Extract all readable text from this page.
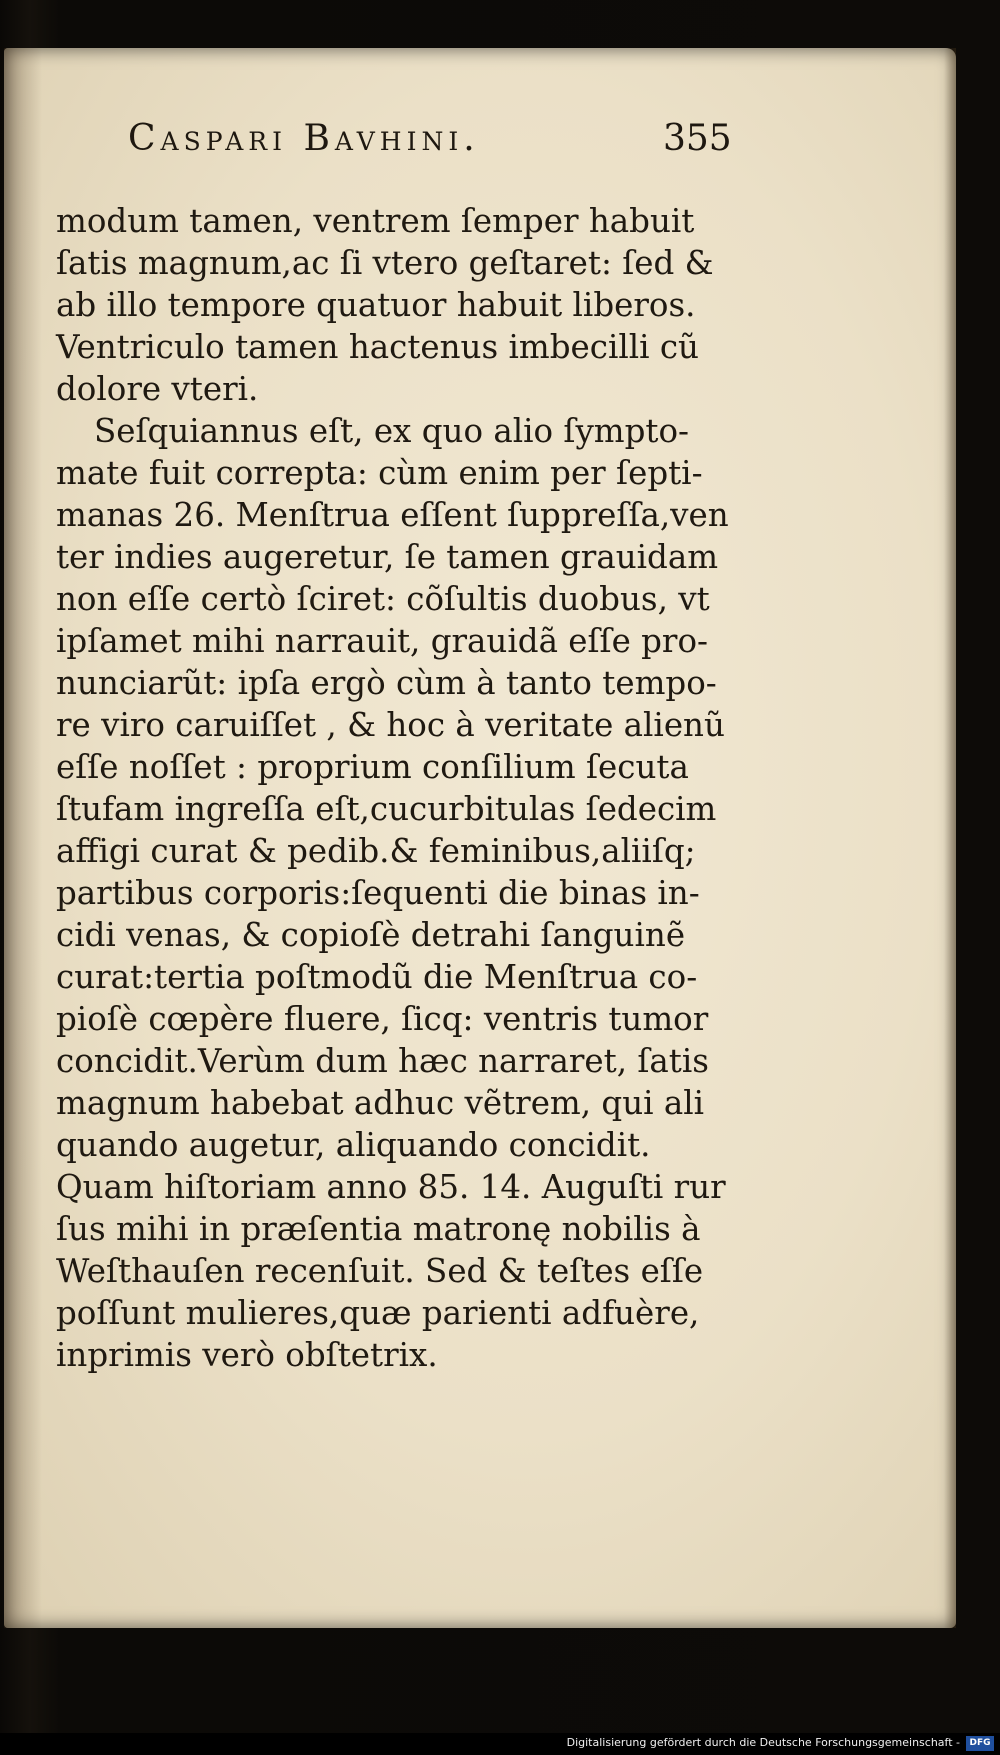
Caspari Bavhini.	355
modum tamen, ventrem ſemper habuit
ſatis magnum,ac ſi vtero geſtaret: ſed &
ab illo tempore quatuor habuit liberos.
Ventriculo tamen hactenus imbecilli cũ
dolore vteri.
Seſquiannus eſt, ex quo alio ſympto-
mate fuit correpta: cùm enim per ſepti-
manas 26. Menſtrua eſſent ſuppreſſa,ven
ter indies augeretur, ſe tamen grauidam
non eſſe certò ſciret: cõſultis duobus, vt
ipſamet mihi narrauit, grauidã eſſe pro-
nunciarũt: ipſa ergò cùm à tanto tempo-
re viro caruiſſet , & hoc à veritate alienũ
eſſe noſſet : proprium conſilium ſecuta
ſtufam ingreſſa eſt,cucurbitulas ſedecim
affigi curat & pedib.& feminibus,aliiſq;
partibus corporis:ſequenti die binas in-
cidi venas, & copioſè detrahi ſanguinẽ
curat:tertia poſtmodũ die Menſtrua co-
pioſè cœpère fluere, ſicq: ventris tumor
concidit.Verùm dum hæc narraret, ſatis
magnum habebat adhuc vẽtrem, qui ali
quando augetur, aliquando concidit.
Quam hiſtoriam anno 85. 14. Auguſti rur
ſus mihi in præſentia matronę nobilis à
Weſthauſen recenſuit. Sed & teſtes eſſe
poſſunt mulieres,quæ parienti adfuère,
inprimis verò obſtetrix.
Digitalisierung gefördert durch die Deutsche Forschungsgemeinschaft -	DFG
------------------------------------------------------------
=== Work to complete ===
All of the material goes into the answer exactly as it stands, except for the pictures.

=== Response to this exercise ===
Extract all readable text from this page.
Caspari Bavhini.	355
modum tamen, ventrem ſemper habuit
ſatis magnum,ac ſi vtero geſtaret: ſed &
ab illo tempore quatuor habuit liberos.
Ventriculo tamen hactenus imbecilli cũ
dolore vteri.
Seſquiannus eſt, ex quo alio ſympto-
mate fuit correpta: cùm enim per ſepti-
manas 26. Menſtrua eſſent ſuppreſſa,ven
ter indies augeretur, ſe tamen grauidam
non eſſe certò ſciret: cõſultis duobus, vt
ipſamet mihi narrauit, grauidã eſſe pro-
nunciarũt: ipſa ergò cùm à tanto tempo-
re viro caruiſſet , & hoc à veritate alienũ
eſſe noſſet : proprium conſilium ſecuta
ſtufam ingreſſa eſt,cucurbitulas ſedecim
affigi curat & pedib.& feminibus,aliiſq;
partibus corporis:ſequenti die binas in-
cidi venas, & copioſè detrahi ſanguinẽ
curat:tertia poſtmodũ die Menſtrua co-
pioſè cœpère fluere, ſicq: ventris tumor
concidit.Verùm dum hæc narraret, ſatis
magnum habebat adhuc vẽtrem, qui ali
quando augetur, aliquando concidit.
Quam hiſtoriam anno 85. 14. Auguſti rur
ſus mihi in præſentia matronę nobilis à
Weſthauſen recenſuit. Sed & teſtes eſſe
poſſunt mulieres,quæ parienti adfuère,
inprimis verò obſtetrix.
Digitalisierung gefördert durch die Deutsche Forschungsgemeinschaft -	DFG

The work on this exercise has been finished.